= Exercise instructions =
Of all the lines in the material, how many contain the word "развитие"? State the number alone.

· · ·

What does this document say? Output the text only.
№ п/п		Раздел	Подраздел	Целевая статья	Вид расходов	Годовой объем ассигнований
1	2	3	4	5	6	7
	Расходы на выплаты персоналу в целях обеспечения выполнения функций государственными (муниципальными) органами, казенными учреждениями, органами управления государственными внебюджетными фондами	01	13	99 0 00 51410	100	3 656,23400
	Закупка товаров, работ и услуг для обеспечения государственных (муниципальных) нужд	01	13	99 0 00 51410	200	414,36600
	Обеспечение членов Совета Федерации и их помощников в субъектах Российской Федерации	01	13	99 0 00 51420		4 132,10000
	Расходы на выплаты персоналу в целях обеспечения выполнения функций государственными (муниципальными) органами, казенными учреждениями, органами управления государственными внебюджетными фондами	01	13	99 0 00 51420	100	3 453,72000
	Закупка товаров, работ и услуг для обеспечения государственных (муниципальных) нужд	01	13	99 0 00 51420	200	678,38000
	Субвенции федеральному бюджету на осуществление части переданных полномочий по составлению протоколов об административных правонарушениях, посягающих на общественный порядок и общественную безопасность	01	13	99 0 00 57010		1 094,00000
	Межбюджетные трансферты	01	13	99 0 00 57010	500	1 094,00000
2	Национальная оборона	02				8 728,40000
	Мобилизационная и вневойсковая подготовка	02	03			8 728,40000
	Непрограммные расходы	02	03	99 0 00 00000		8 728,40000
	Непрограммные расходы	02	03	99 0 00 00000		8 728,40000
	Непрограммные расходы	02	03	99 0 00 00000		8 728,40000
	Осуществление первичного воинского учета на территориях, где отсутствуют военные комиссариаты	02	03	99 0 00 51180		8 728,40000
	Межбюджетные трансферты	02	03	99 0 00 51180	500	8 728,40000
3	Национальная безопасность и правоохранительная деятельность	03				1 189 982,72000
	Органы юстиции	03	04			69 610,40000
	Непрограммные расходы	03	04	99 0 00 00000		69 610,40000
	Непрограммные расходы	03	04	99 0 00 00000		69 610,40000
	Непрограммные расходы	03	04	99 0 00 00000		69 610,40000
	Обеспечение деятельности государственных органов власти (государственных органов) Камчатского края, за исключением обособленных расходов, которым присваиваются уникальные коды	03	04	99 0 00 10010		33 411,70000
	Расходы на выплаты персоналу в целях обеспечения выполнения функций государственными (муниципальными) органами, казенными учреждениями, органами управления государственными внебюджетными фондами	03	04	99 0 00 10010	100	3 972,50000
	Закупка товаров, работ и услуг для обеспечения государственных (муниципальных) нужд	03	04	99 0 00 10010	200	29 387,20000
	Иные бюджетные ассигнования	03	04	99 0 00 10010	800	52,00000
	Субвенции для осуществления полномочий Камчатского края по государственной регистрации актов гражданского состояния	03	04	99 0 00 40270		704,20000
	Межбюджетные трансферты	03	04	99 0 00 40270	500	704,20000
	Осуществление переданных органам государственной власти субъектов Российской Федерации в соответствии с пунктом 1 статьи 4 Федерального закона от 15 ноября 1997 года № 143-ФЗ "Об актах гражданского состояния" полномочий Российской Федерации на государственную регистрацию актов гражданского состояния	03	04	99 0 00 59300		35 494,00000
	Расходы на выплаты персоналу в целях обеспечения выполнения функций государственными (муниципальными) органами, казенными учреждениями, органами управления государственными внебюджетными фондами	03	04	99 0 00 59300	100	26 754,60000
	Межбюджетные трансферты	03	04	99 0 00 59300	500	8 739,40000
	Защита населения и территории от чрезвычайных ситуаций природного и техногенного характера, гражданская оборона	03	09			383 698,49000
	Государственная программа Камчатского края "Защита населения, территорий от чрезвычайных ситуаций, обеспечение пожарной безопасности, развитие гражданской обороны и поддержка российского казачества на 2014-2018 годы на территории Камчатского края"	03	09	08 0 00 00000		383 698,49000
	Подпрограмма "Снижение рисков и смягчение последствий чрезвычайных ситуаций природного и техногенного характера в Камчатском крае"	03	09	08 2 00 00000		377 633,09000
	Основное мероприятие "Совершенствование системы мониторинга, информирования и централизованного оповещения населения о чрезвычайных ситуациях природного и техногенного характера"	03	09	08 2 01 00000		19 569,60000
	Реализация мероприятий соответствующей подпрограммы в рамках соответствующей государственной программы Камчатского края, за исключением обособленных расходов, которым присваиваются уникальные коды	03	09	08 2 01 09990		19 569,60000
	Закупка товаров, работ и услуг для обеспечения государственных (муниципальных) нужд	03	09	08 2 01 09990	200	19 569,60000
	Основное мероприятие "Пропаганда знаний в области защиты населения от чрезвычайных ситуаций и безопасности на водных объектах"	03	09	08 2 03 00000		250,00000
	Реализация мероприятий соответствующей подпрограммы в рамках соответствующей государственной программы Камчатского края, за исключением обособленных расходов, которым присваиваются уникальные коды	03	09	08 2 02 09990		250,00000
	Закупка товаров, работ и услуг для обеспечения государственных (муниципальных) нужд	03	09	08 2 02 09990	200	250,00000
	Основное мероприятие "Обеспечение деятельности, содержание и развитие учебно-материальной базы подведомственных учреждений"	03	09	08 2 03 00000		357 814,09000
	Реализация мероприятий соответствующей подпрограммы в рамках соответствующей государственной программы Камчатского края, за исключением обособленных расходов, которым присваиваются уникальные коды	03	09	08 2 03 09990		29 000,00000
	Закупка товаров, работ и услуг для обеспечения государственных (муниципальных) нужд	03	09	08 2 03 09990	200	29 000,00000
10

· · ·

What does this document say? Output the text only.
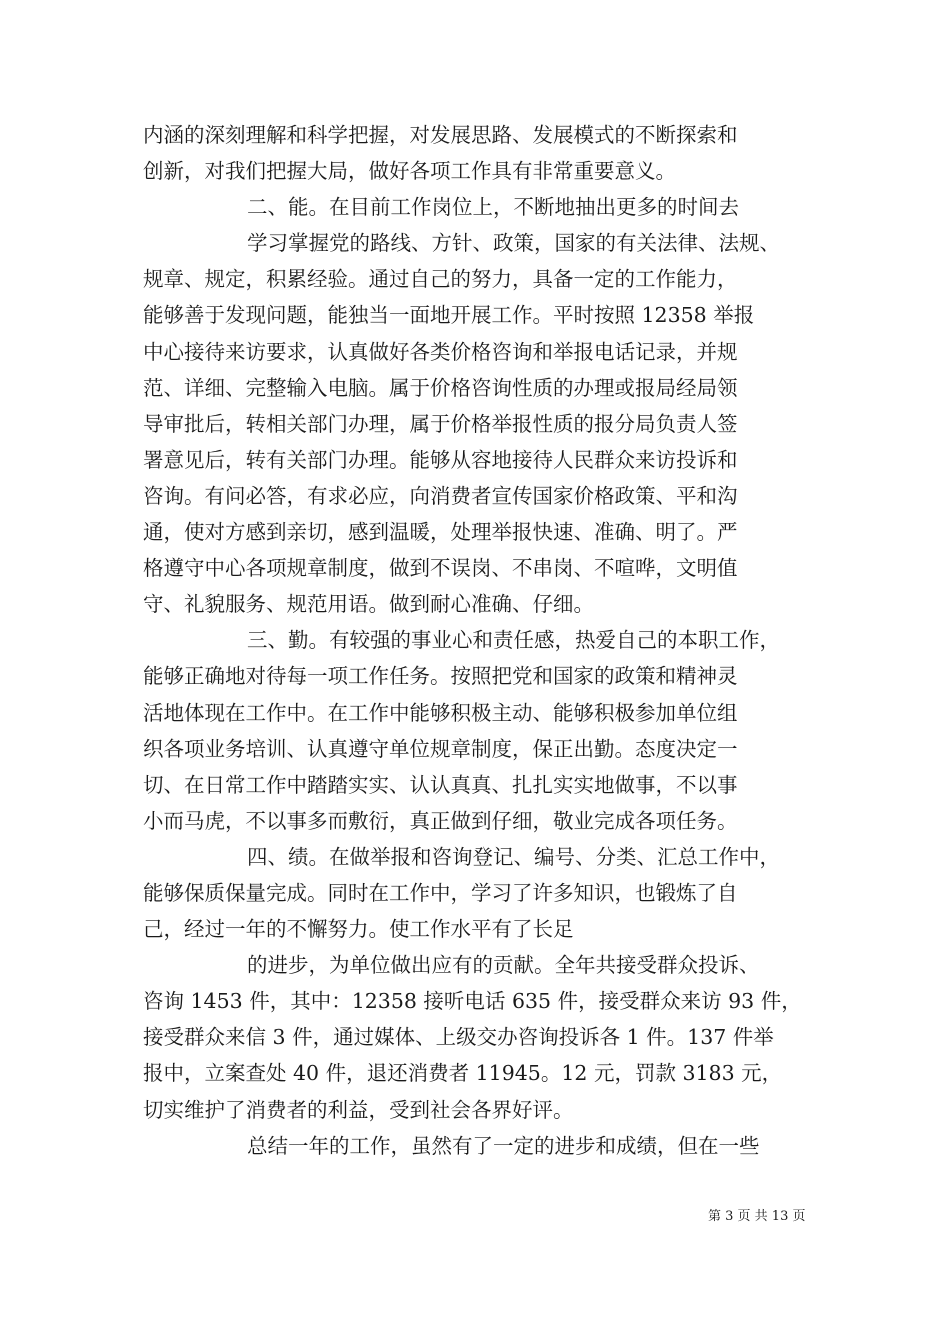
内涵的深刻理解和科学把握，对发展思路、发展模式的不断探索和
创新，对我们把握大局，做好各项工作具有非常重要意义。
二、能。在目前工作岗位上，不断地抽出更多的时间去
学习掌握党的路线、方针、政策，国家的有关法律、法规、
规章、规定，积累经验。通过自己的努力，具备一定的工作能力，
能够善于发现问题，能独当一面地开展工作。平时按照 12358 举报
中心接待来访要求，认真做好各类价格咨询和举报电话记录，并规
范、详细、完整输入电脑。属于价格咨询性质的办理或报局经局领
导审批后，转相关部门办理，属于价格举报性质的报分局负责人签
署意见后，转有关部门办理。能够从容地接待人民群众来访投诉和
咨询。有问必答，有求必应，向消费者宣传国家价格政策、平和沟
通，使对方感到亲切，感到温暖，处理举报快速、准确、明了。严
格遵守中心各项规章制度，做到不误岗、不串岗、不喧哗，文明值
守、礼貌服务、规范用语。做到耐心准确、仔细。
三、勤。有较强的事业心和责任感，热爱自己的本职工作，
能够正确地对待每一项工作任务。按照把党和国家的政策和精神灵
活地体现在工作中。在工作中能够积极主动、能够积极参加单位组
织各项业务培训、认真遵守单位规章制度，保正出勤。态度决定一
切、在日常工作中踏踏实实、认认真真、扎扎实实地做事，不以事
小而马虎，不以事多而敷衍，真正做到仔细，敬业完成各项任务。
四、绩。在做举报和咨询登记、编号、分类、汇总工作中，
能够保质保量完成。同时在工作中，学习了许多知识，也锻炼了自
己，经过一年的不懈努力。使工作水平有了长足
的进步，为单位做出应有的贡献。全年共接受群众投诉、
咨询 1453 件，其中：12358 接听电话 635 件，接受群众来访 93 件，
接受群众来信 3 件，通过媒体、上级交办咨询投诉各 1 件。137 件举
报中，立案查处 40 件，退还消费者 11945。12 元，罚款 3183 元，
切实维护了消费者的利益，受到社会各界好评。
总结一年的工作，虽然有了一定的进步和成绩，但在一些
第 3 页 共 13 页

· · ·

= Answer to the problem =
2